:: WHAT YOU SHOULD DO ::
Find the word "used" in the material below and gather every line that contains it.

:: Dataset records ::

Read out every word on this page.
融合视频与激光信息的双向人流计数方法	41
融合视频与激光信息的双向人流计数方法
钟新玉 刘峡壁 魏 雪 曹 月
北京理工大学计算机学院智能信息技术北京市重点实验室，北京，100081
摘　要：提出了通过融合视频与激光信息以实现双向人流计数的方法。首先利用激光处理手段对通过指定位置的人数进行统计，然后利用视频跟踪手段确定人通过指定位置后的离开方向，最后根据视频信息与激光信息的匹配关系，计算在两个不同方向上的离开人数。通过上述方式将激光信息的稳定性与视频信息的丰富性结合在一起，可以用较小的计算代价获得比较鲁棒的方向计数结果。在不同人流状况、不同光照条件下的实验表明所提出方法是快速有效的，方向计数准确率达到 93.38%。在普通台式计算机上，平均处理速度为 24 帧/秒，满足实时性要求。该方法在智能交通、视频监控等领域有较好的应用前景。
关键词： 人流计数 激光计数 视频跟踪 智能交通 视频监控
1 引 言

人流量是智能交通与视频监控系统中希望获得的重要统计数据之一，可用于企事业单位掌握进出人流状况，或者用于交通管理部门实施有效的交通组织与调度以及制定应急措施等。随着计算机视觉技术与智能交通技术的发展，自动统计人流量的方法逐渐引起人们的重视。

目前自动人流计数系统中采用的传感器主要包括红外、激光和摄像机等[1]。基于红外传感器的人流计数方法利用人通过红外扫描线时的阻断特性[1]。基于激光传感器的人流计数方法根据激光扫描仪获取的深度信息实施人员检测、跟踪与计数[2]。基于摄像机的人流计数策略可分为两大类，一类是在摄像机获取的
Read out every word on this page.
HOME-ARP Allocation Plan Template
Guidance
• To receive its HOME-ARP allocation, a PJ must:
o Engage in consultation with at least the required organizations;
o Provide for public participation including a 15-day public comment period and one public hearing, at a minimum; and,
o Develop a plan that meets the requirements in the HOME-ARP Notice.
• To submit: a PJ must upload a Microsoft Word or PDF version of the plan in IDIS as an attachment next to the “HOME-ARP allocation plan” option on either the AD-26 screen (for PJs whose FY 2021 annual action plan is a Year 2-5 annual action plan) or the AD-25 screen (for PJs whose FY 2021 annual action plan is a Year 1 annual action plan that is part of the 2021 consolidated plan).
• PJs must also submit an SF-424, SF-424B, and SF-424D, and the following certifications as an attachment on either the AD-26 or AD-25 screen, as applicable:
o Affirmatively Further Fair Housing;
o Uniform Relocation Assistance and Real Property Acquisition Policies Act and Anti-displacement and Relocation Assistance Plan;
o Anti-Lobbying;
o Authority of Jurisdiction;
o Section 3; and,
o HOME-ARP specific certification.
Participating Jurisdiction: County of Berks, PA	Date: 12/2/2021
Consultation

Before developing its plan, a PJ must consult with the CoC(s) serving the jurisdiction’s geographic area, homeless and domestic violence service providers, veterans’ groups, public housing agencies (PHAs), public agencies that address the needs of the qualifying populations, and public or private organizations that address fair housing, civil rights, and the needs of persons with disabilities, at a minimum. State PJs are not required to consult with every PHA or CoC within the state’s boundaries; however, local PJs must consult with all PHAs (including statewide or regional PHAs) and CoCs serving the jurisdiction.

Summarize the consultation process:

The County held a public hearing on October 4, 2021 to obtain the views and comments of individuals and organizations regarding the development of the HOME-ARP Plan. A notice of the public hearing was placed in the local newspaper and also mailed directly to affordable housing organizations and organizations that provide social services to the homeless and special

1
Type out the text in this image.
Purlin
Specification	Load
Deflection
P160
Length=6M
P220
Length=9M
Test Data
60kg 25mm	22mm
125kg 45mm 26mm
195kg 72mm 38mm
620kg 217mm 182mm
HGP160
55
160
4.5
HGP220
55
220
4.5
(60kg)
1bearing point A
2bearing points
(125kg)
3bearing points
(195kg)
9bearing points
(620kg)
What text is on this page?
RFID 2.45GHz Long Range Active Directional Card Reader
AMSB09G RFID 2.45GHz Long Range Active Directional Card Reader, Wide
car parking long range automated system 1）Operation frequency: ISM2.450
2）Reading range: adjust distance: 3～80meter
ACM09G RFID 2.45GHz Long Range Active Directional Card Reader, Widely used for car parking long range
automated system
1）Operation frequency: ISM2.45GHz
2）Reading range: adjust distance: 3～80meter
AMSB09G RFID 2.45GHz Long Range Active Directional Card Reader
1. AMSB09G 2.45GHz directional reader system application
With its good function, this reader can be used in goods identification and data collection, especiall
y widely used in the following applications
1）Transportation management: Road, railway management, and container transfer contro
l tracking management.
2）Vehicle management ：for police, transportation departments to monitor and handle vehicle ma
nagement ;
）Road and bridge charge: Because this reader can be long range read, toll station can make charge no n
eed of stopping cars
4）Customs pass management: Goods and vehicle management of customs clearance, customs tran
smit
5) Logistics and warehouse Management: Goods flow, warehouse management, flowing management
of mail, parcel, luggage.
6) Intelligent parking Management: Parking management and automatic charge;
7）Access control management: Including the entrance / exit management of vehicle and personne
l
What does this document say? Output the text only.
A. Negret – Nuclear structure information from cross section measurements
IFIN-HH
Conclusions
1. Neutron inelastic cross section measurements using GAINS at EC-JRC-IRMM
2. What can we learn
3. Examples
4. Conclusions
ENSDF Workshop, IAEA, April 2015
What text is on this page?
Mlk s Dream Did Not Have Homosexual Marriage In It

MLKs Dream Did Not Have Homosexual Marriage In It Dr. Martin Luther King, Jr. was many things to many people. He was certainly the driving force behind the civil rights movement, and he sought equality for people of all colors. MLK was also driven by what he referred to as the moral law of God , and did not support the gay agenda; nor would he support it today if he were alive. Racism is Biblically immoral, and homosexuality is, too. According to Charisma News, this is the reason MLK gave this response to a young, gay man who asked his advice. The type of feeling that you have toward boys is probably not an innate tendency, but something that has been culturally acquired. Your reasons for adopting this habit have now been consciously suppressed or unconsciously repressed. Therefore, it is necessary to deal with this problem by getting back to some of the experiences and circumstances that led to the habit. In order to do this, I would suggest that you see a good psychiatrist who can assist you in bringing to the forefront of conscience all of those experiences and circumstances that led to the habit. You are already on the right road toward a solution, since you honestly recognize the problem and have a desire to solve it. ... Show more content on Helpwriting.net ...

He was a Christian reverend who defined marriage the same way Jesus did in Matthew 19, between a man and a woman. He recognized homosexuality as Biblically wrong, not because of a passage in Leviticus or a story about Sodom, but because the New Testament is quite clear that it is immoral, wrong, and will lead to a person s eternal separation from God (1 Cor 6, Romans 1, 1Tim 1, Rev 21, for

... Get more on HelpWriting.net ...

:: CORRECT RESPONSE ::
ACM09G RFID 2.45GHz Long Range Active Directional Card Reader, Widely used for car parking long range
With its good function, this reader can be used in goods identification and data collection, especiall
y widely used in the following applications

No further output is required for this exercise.